◆ **Required task**
Copy each line in which the string "template" occurs.

───── Given information

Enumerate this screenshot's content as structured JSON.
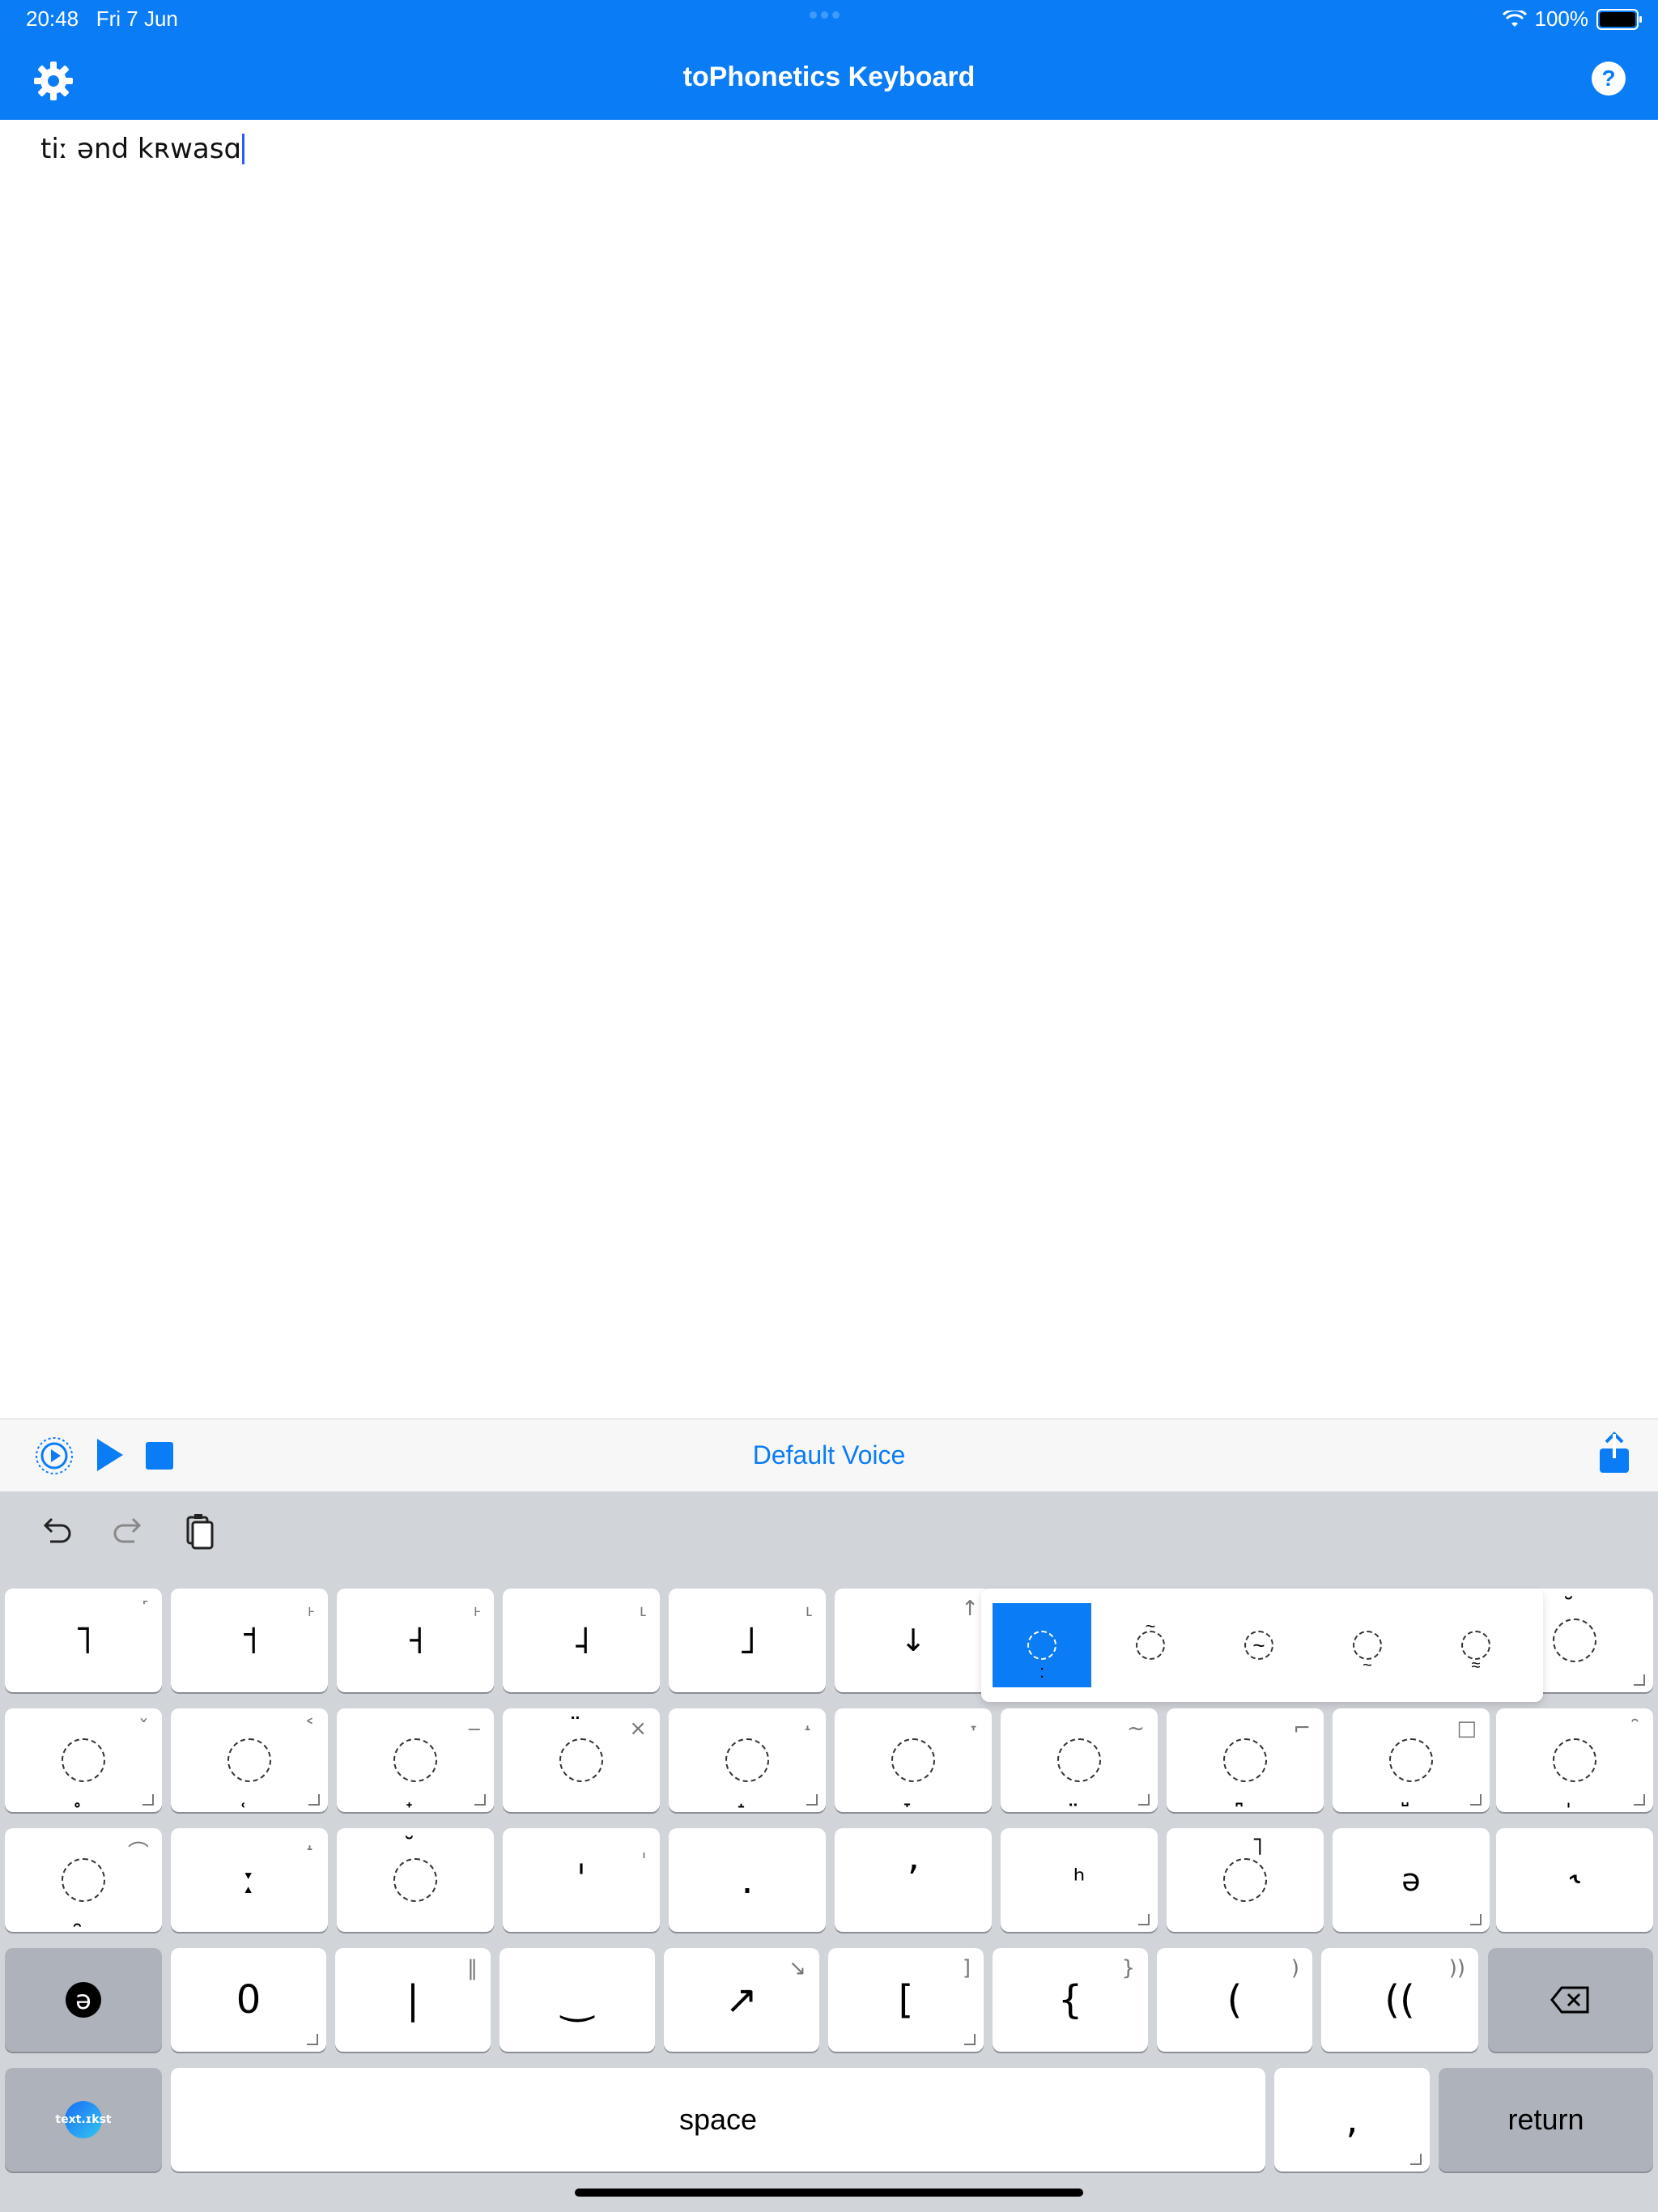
{
  "status": {
    "time": "20:48",
    "date": "Fri 7 Jun",
    "battery": "100%"
  },
  "nav": {
    "title": "toPhonetics Keyboard",
    "help_label": "?"
  },
  "editor": {
    "text": "tiː ənd kʀwasɑ"
  },
  "voice": {
    "label": "Default Voice"
  },
  "keyboard": {
    "row1": [
      {
        "main": "˥",
        "sub": "˹"
      },
      {
        "main": "˦",
        "sub": "˫"
      },
      {
        "main": "˧",
        "sub": "˫"
      },
      {
        "main": "˨",
        "sub": "˪"
      },
      {
        "main": "˩",
        "sub": "˪"
      },
      {
        "main": "↓",
        "sub": "↑"
      }
    ],
    "row1_last": {
      "mark": "̆"
    },
    "popup": {
      "options": [
        ":",
        "~",
        "~",
        "~",
        "≈"
      ],
      "selected_index": 0
    },
    "row2": [
      {
        "mark": "̥",
        "sub": "ˇ"
      },
      {
        "mark": "̜",
        "sub": "˂"
      },
      {
        "mark": "̟",
        "sub": "‒"
      },
      {
        "mark": "̈",
        "sub": "×"
      },
      {
        "mark": "̝",
        "sub": "˔"
      },
      {
        "mark": "̞",
        "sub": "˕"
      },
      {
        "mark": "̤",
        "sub": "~"
      },
      {
        "mark": "̪",
        "sub": "⌐"
      },
      {
        "mark": "̺",
        "sub": "□"
      },
      {
        "mark": "̩",
        "sub": "̑"
      }
    ],
    "row3": [
      {
        "mark": "̯",
        "sub": "⌒"
      },
      {
        "main": "ː",
        "sub": "˔"
      },
      {
        "mark": "̆",
        "sub": ""
      },
      {
        "main": "ˈ",
        "sub": "ˌ"
      },
      {
        "main": ".",
        "sub": ""
      },
      {
        "main": "ʼ",
        "sub": ""
      },
      {
        "main": "ʰ",
        "sub": ""
      },
      {
        "mark": "˥",
        "sub": ""
      },
      {
        "main": "ə",
        "sub": ""
      },
      {
        "main": "˞",
        "sub": ""
      }
    ],
    "row4": [
      {
        "main": "0",
        "sub": ""
      },
      {
        "main": "|",
        "sub": "‖"
      },
      {
        "main": "‿",
        "sub": ""
      },
      {
        "main": "↗",
        "sub": "↘"
      },
      {
        "main": "[",
        "sub": "]"
      },
      {
        "main": "{",
        "sub": "}"
      },
      {
        "main": "(",
        "sub": ")"
      },
      {
        "main": "((",
        "sub": "))"
      }
    ],
    "space_label": "space",
    "comma_label": ",",
    "return_label": "return",
    "keyboard_switch_badge": "ə",
    "logo_text": "text.ɪkst"
  },
  "colors": {
    "accent": "#0a7cf5",
    "keyboard_bg": "#d1d4d9",
    "key_dark": "#adb2bb"
  }
}
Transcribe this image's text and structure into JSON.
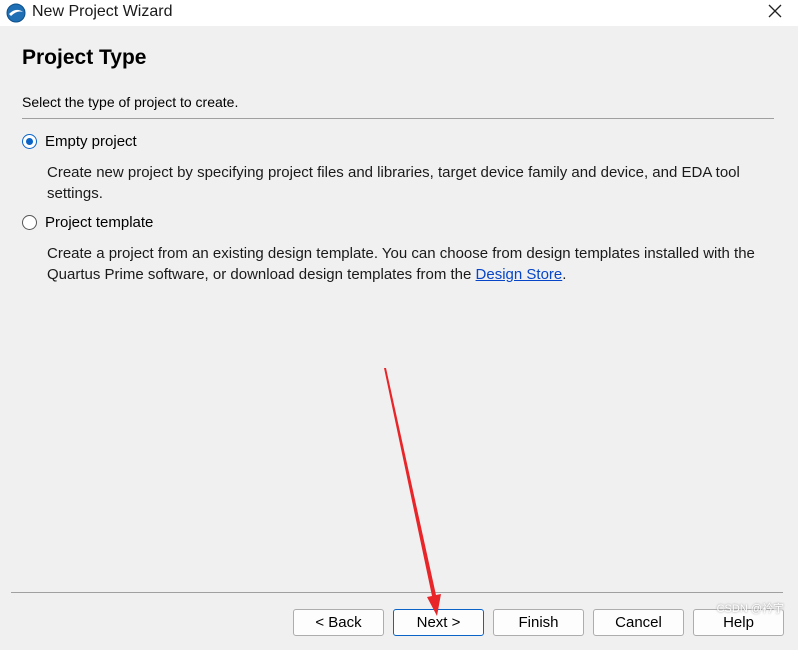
{
  "window": {
    "title": "New Project Wizard",
    "icon": "quartus-app-icon",
    "close_icon": "close-icon"
  },
  "page": {
    "title": "Project Type",
    "subtitle": "Select the type of project to create."
  },
  "options": [
    {
      "label": "Empty project",
      "selected": true,
      "description": "Create new project by specifying project files and libraries, target device family and device, and EDA tool settings."
    },
    {
      "label": "Project template",
      "selected": false,
      "description_prefix": "Create a project from an existing design template. You can choose from design templates installed with the Quartus Prime software, or download design templates from the ",
      "link_text": "Design Store",
      "description_suffix": "."
    }
  ],
  "buttons": {
    "back": "< Back",
    "next": "Next >",
    "finish": "Finish",
    "cancel": "Cancel",
    "help": "Help"
  },
  "annotation": {
    "arrow_color": "#e8262a",
    "points_to": "next-button"
  },
  "watermark": "CSDN @衿宇",
  "colors": {
    "accent": "#0a64c8",
    "link": "#0645c8",
    "background": "#f0f0f0"
  }
}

──────────

◆ **Finished answer**
      "label": "Project template",
      "description_prefix": "Create a project from an existing design template. You can choose from design templates installed with the Quartus Prime software, or download design templates from the ",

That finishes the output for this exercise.